Your task is to reproduce the material exactly.

= = = = = = =

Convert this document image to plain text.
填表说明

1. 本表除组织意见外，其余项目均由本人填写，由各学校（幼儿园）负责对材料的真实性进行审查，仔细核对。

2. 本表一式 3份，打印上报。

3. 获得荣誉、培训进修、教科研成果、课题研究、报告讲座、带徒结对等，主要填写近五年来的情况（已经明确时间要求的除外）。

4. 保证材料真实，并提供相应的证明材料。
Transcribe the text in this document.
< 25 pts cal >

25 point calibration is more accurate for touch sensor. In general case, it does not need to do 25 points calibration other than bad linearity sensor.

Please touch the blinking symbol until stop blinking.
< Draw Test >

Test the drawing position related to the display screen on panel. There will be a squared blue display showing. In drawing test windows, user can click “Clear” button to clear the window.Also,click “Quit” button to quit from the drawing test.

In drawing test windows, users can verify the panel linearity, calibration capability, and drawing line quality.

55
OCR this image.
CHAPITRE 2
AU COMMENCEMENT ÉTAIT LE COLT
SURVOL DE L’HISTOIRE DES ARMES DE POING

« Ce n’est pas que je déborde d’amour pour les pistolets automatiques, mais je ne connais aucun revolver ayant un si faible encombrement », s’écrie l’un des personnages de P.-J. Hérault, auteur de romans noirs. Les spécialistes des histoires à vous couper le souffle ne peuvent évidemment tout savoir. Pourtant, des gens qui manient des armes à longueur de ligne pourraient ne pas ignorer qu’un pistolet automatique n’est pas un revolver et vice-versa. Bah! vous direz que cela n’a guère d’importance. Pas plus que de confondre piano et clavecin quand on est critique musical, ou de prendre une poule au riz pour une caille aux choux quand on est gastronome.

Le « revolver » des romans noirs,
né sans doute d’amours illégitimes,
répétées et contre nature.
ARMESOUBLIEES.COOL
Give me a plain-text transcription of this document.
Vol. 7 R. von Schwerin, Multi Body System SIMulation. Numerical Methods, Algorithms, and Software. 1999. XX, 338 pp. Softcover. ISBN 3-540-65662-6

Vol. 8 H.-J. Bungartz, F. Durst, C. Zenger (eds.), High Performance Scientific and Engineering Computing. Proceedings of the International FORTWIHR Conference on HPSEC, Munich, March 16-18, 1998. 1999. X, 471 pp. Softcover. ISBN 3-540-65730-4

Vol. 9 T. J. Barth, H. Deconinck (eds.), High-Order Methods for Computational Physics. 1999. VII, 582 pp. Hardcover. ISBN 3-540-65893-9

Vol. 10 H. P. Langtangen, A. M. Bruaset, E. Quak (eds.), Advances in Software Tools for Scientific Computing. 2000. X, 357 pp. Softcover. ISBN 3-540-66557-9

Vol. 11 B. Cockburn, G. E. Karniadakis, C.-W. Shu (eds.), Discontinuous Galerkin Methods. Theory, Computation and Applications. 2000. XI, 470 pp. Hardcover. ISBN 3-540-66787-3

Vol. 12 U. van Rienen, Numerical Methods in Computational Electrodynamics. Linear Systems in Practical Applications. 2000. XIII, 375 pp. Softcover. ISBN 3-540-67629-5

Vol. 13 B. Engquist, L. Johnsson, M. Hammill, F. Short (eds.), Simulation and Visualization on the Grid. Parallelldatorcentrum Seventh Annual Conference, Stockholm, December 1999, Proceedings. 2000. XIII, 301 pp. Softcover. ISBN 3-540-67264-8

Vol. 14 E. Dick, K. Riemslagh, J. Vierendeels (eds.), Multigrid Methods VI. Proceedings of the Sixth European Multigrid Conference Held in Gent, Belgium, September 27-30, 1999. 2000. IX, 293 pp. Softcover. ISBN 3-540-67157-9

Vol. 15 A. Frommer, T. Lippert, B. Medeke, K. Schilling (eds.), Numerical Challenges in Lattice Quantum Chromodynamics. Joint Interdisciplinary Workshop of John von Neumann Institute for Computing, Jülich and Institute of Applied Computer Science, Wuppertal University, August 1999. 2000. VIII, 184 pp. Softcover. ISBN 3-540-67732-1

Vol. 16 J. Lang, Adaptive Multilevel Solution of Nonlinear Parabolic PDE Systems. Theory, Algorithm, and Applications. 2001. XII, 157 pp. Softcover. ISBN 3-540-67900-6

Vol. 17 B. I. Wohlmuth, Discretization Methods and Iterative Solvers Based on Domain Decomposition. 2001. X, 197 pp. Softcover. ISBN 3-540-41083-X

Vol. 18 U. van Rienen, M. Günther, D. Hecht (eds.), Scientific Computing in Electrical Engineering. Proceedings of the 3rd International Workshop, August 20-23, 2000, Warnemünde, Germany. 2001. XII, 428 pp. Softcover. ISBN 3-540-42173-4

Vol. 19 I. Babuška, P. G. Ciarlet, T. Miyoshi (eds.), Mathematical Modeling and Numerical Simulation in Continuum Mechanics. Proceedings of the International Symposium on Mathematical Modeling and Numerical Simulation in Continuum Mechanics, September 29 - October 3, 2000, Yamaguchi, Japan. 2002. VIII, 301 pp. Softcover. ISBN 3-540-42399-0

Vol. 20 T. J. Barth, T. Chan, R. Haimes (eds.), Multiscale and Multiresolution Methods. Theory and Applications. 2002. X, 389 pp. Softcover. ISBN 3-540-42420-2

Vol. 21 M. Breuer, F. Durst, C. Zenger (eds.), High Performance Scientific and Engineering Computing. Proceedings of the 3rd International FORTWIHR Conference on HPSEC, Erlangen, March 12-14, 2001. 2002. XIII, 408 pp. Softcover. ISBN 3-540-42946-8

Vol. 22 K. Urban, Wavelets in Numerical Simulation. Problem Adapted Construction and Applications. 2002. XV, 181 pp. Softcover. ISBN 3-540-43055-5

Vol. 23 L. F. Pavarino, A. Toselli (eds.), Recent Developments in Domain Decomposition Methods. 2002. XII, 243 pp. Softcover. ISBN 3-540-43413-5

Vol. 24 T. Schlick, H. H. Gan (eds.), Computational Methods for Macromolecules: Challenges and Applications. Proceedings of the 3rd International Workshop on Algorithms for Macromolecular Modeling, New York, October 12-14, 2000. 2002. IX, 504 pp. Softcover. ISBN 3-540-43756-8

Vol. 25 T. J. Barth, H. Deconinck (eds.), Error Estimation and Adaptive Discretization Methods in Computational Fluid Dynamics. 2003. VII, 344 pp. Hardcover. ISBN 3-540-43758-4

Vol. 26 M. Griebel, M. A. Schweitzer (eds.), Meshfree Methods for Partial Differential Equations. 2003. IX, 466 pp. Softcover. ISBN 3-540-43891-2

= = = = = = =

**Task answer:**
Convert this document image to plain text.
填表说明

1. 本表除组织意见外，其余项目均由本人填写，由各学校（幼儿园）负责对材料的真实性进行审查，仔细核对。

2. 本表一式 3份，打印上报。

3. 获得荣誉、培训进修、教科研成果、课题研究、报告讲座、带徒结对等，主要填写近五年来的情况（已经明确时间要求的除外）。

4. 保证材料真实，并提供相应的证明材料。
Transcribe the text in this document.
< 25 pts cal >

25 point calibration is more accurate for touch sensor. In general case, it does not need to do 25 points calibration other than bad linearity sensor.

Please touch the blinking symbol until stop blinking.
< Draw Test >

Test the drawing position related to the display screen on panel. There will be a squared blue display showing. In drawing test windows, user can click “Clear” button to clear the window.Also,click “Quit” button to quit from the drawing test.

In drawing test windows, users can verify the panel linearity, calibration capability, and drawing line quality.

55
OCR this image.
CHAPITRE 2
AU COMMENCEMENT ÉTAIT LE COLT
SURVOL DE L’HISTOIRE DES ARMES DE POING

« Ce n’est pas que je déborde d’amour pour les pistolets automatiques, mais je ne connais aucun revolver ayant un si faible encombrement », s’écrie l’un des personnages de P.-J. Hérault, auteur de romans noirs. Les spécialistes des histoires à vous couper le souffle ne peuvent évidemment tout savoir. Pourtant, des gens qui manient des armes à longueur de ligne pourraient ne pas ignorer qu’un pistolet automatique n’est pas un revolver et vice-versa. Bah! vous direz que cela n’a guère d’importance. Pas plus que de confondre piano et clavecin quand on est critique musical, ou de prendre une poule au riz pour une caille aux choux quand on est gastronome.

Le « revolver » des romans noirs,
né sans doute d’amours illégitimes,
répétées et contre nature.
ARMESOUBLIEES.COOL
Give me a plain-text transcription of this document.
Vol. 7 R. von Schwerin, Multi Body System SIMulation. Numerical Methods, Algorithms, and Software. 1999. XX, 338 pp. Softcover. ISBN 3-540-65662-6

Vol. 8 H.-J. Bungartz, F. Durst, C. Zenger (eds.), High Performance Scientific and Engineering Computing. Proceedings of the International FORTWIHR Conference on HPSEC, Munich, March 16-18, 1998. 1999. X, 471 pp. Softcover. ISBN 3-540-65730-4

Vol. 9 T. J. Barth, H. Deconinck (eds.), High-Order Methods for Computational Physics. 1999. VII, 582 pp. Hardcover. ISBN 3-540-65893-9

Vol. 10 H. P. Langtangen, A. M. Bruaset, E. Quak (eds.), Advances in Software Tools for Scientific Computing. 2000. X, 357 pp. Softcover. ISBN 3-540-66557-9

Vol. 11 B. Cockburn, G. E. Karniadakis, C.-W. Shu (eds.), Discontinuous Galerkin Methods. Theory, Computation and Applications. 2000. XI, 470 pp. Hardcover. ISBN 3-540-66787-3

Vol. 12 U. van Rienen, Numerical Methods in Computational Electrodynamics. Linear Systems in Practical Applications. 2000. XIII, 375 pp. Softcover. ISBN 3-540-67629-5

Vol. 13 B. Engquist, L. Johnsson, M. Hammill, F. Short (eds.), Simulation and Visualization on the Grid. Parallelldatorcentrum Seventh Annual Conference, Stockholm, December 1999, Proceedings. 2000. XIII, 301 pp. Softcover. ISBN 3-540-67264-8

Vol. 14 E. Dick, K. Riemslagh, J. Vierendeels (eds.), Multigrid Methods VI. Proceedings of the Sixth European Multigrid Conference Held in Gent, Belgium, September 27-30, 1999. 2000. IX, 293 pp. Softcover. ISBN 3-540-67157-9

Vol. 15 A. Frommer, T. Lippert, B. Medeke, K. Schilling (eds.), Numerical Challenges in Lattice Quantum Chromodynamics. Joint Interdisciplinary Workshop of John von Neumann Institute for Computing, Jülich and Institute of Applied Computer Science, Wuppertal University, August 1999. 2000. VIII, 184 pp. Softcover. ISBN 3-540-67732-1

Vol. 16 J. Lang, Adaptive Multilevel Solution of Nonlinear Parabolic PDE Systems. Theory, Algorithm, and Applications. 2001. XII, 157 pp. Softcover. ISBN 3-540-67900-6

Vol. 17 B. I. Wohlmuth, Discretization Methods and Iterative Solvers Based on Domain Decomposition. 2001. X, 197 pp. Softcover. ISBN 3-540-41083-X

Vol. 18 U. van Rienen, M. Günther, D. Hecht (eds.), Scientific Computing in Electrical Engineering. Proceedings of the 3rd International Workshop, August 20-23, 2000, Warnemünde, Germany. 2001. XII, 428 pp. Softcover. ISBN 3-540-42173-4

Vol. 19 I. Babuška, P. G. Ciarlet, T. Miyoshi (eds.), Mathematical Modeling and Numerical Simulation in Continuum Mechanics. Proceedings of the International Symposium on Mathematical Modeling and Numerical Simulation in Continuum Mechanics, September 29 - October 3, 2000, Yamaguchi, Japan. 2002. VIII, 301 pp. Softcover. ISBN 3-540-42399-0

Vol. 20 T. J. Barth, T. Chan, R. Haimes (eds.), Multiscale and Multiresolution Methods. Theory and Applications. 2002. X, 389 pp. Softcover. ISBN 3-540-42420-2

Vol. 21 M. Breuer, F. Durst, C. Zenger (eds.), High Performance Scientific and Engineering Computing. Proceedings of the 3rd International FORTWIHR Conference on HPSEC, Erlangen, March 12-14, 2001. 2002. XIII, 408 pp. Softcover. ISBN 3-540-42946-8

Vol. 22 K. Urban, Wavelets in Numerical Simulation. Problem Adapted Construction and Applications. 2002. XV, 181 pp. Softcover. ISBN 3-540-43055-5

Vol. 23 L. F. Pavarino, A. Toselli (eds.), Recent Developments in Domain Decomposition Methods. 2002. XII, 243 pp. Softcover. ISBN 3-540-43413-5

Vol. 24 T. Schlick, H. H. Gan (eds.), Computational Methods for Macromolecules: Challenges and Applications. Proceedings of the 3rd International Workshop on Algorithms for Macromolecular Modeling, New York, October 12-14, 2000. 2002. IX, 504 pp. Softcover. ISBN 3-540-43756-8

Vol. 25 T. J. Barth, H. Deconinck (eds.), Error Estimation and Adaptive Discretization Methods in Computational Fluid Dynamics. 2003. VII, 344 pp. Hardcover. ISBN 3-540-43758-4

Vol. 26 M. Griebel, M. A. Schweitzer (eds.), Meshfree Methods for Partial Differential Equations. 2003. IX, 466 pp. Softcover. ISBN 3-540-43891-2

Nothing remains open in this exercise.